- To do:
Retype the whole listing, please, keeping every line exact and dropping the pictures.

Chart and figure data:

┌──

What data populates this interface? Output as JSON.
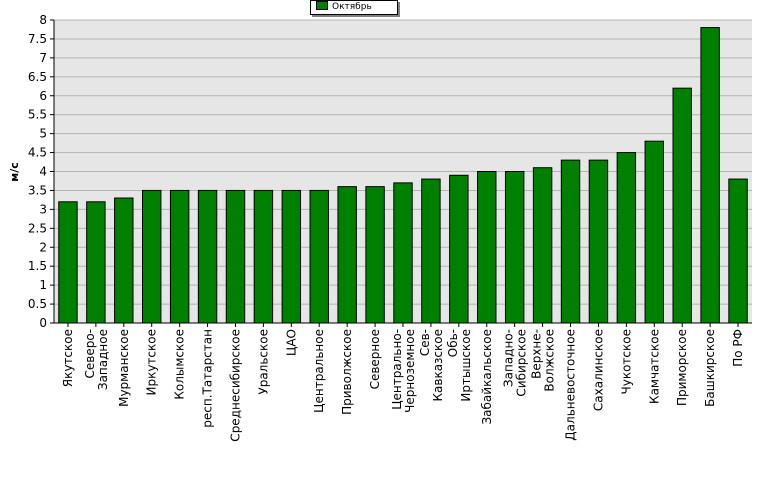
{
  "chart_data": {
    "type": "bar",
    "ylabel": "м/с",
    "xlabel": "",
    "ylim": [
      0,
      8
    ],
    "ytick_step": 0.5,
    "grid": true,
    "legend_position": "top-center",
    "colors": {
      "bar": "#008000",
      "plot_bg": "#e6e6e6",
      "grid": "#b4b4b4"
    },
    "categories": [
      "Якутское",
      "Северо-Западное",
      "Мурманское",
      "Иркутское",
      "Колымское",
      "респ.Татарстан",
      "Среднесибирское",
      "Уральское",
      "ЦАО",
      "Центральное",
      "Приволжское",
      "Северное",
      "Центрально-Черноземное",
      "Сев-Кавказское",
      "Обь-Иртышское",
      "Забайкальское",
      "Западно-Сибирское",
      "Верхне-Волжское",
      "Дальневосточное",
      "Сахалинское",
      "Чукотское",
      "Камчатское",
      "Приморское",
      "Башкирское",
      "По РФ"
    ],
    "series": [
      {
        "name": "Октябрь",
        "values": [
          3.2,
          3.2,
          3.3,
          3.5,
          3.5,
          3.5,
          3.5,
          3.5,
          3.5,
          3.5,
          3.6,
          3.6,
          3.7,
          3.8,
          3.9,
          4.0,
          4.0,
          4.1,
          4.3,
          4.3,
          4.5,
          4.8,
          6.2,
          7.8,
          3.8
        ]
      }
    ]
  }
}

└──

- Final result:
What data populates this interface? Output as JSON.
{
  "chart_data": {
    "type": "bar",
    "ylabel": "м/с",
    "xlabel": "",
    "ylim": [
      0,
      8
    ],
    "ytick_step": 0.5,
    "grid": true,
    "legend_position": "top-center",
    "colors": {
      "bar": "#008000",
      "plot_bg": "#e6e6e6",
      "grid": "#b4b4b4"
    },
    "categories": [
      "Якутское",
      "Северо-Западное",
      "Мурманское",
      "Иркутское",
      "Колымское",
      "респ.Татарстан",
      "Среднесибирское",
      "Уральское",
      "ЦАО",
      "Центральное",
      "Приволжское",
      "Северное",
      "Центрально-Черноземное",
      "Сев-Кавказское",
      "Обь-Иртышское",
      "Забайкальское",
      "Западно-Сибирское",
      "Верхне-Волжское",
      "Дальневосточное",
      "Сахалинское",
      "Чукотское",
      "Камчатское",
      "Приморское",
      "Башкирское",
      "По РФ"
    ],
    "series": [
      {
        "name": "Октябрь",
        "values": [
          3.2,
          3.2,
          3.3,
          3.5,
          3.5,
          3.5,
          3.5,
          3.5,
          3.5,
          3.5,
          3.6,
          3.6,
          3.7,
          3.8,
          3.9,
          4.0,
          4.0,
          4.1,
          4.3,
          4.3,
          4.5,
          4.8,
          6.2,
          7.8,
          3.8
        ]
      }
    ]
  }
}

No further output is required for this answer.